REQUIREMENT:
Show, in full, each line of the data that contains "Symbols".

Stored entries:
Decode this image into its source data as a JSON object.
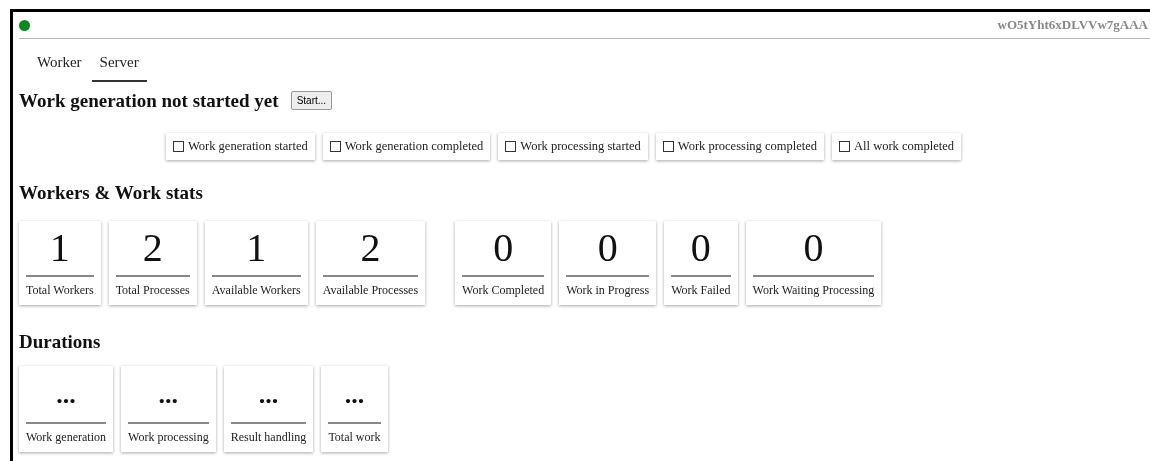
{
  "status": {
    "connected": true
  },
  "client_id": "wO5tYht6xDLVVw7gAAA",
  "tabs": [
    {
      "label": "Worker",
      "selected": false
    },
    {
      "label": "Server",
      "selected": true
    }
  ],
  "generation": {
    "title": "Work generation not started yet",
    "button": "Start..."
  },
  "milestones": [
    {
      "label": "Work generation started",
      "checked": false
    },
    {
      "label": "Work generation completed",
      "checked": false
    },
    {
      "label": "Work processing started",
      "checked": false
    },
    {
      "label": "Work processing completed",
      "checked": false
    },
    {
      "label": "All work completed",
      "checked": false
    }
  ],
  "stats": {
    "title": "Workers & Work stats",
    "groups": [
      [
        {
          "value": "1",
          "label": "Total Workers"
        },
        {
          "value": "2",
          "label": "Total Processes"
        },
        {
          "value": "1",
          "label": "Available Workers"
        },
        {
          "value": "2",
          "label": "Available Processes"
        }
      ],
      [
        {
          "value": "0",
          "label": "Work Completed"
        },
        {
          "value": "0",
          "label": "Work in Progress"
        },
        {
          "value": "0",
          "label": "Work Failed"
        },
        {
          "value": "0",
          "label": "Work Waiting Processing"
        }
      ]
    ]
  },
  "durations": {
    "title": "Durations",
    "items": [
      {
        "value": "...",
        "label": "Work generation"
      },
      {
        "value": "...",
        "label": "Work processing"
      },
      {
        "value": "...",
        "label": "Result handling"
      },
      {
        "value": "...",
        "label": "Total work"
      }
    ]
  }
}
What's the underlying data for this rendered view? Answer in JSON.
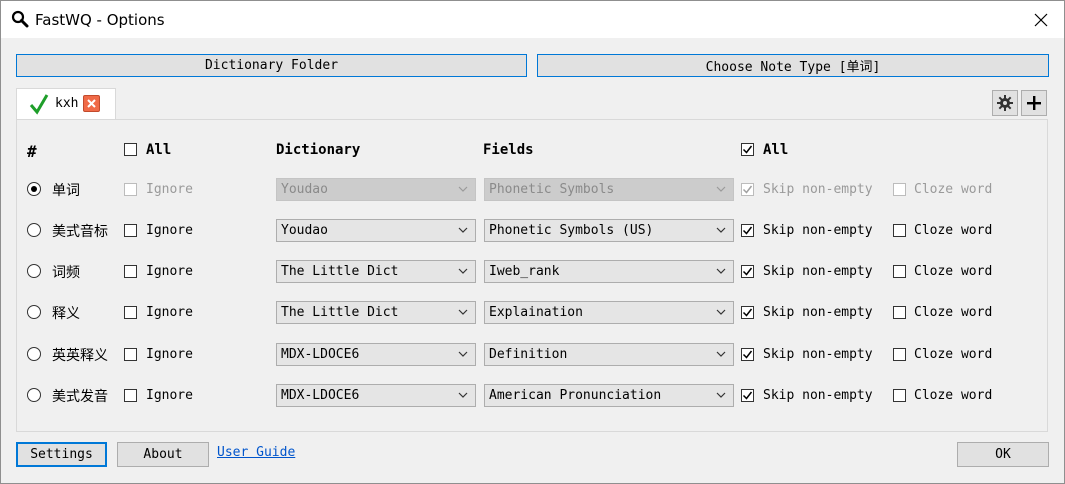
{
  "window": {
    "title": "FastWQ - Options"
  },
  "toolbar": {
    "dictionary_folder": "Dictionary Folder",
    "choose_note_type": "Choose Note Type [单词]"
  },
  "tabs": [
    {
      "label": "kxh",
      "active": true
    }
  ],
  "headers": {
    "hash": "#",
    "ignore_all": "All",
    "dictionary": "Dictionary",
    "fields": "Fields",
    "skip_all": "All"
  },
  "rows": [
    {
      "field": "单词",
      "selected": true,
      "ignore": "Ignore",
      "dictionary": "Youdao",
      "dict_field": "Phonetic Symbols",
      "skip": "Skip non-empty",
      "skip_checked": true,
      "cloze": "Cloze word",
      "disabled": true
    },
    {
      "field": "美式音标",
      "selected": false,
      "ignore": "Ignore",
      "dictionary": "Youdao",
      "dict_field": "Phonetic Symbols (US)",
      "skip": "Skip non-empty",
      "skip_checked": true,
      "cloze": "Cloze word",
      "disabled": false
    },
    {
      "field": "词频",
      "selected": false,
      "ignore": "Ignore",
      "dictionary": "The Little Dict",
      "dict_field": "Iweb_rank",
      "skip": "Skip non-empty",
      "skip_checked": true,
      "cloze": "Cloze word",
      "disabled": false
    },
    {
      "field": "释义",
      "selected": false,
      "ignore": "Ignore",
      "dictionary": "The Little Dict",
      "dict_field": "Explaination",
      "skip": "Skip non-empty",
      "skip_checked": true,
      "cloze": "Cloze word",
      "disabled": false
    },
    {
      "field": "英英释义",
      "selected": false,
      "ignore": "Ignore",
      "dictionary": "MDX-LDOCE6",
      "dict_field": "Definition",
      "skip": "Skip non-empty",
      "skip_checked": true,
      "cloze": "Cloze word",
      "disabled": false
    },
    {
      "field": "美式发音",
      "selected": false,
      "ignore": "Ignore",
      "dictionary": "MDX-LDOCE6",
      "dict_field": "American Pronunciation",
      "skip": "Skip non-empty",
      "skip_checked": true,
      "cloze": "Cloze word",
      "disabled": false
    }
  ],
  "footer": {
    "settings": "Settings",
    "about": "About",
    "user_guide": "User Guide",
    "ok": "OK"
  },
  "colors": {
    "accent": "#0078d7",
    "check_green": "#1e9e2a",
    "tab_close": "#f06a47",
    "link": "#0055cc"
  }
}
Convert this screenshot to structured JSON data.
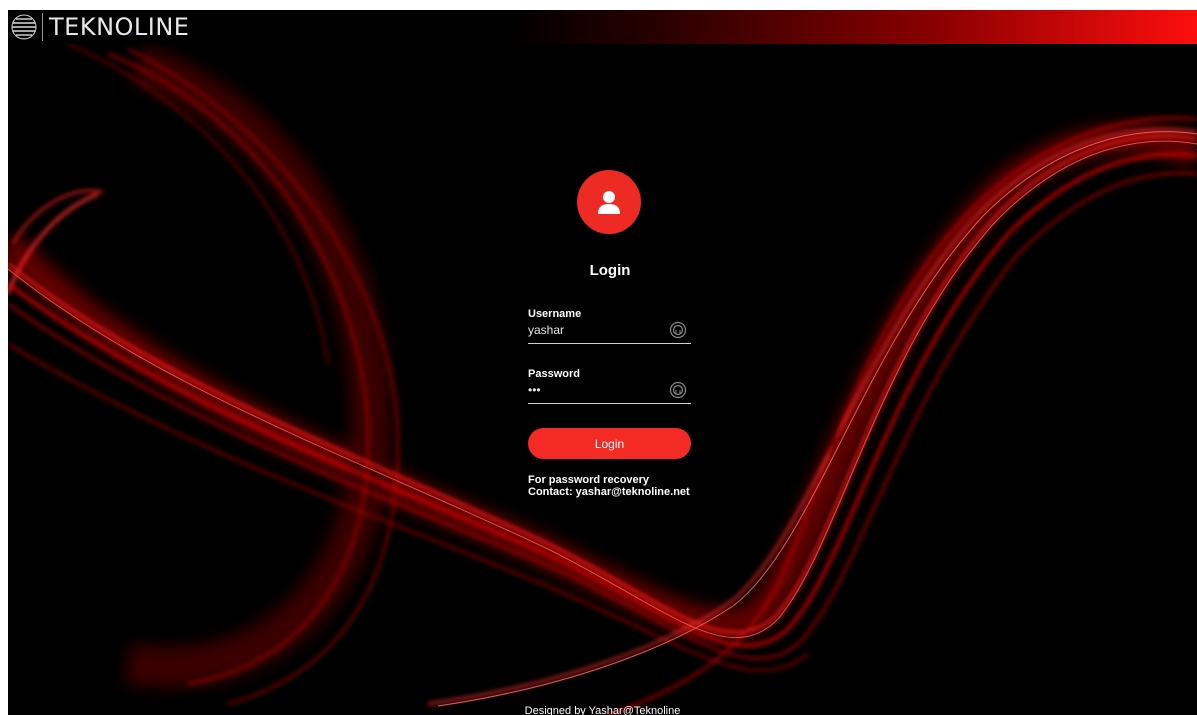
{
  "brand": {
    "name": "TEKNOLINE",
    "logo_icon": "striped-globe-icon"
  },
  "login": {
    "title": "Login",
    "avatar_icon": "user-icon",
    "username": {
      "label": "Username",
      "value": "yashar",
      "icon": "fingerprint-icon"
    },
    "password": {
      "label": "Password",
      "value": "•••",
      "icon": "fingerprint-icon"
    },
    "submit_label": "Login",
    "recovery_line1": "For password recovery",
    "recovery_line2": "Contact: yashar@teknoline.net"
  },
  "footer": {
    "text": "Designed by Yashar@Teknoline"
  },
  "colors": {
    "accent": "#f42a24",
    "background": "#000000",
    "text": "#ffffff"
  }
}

RESULT FOR THIS EXERCISE:
      "dict_field": "Phonetic Symbols",
      "dict_field": "Phonetic Symbols (US)",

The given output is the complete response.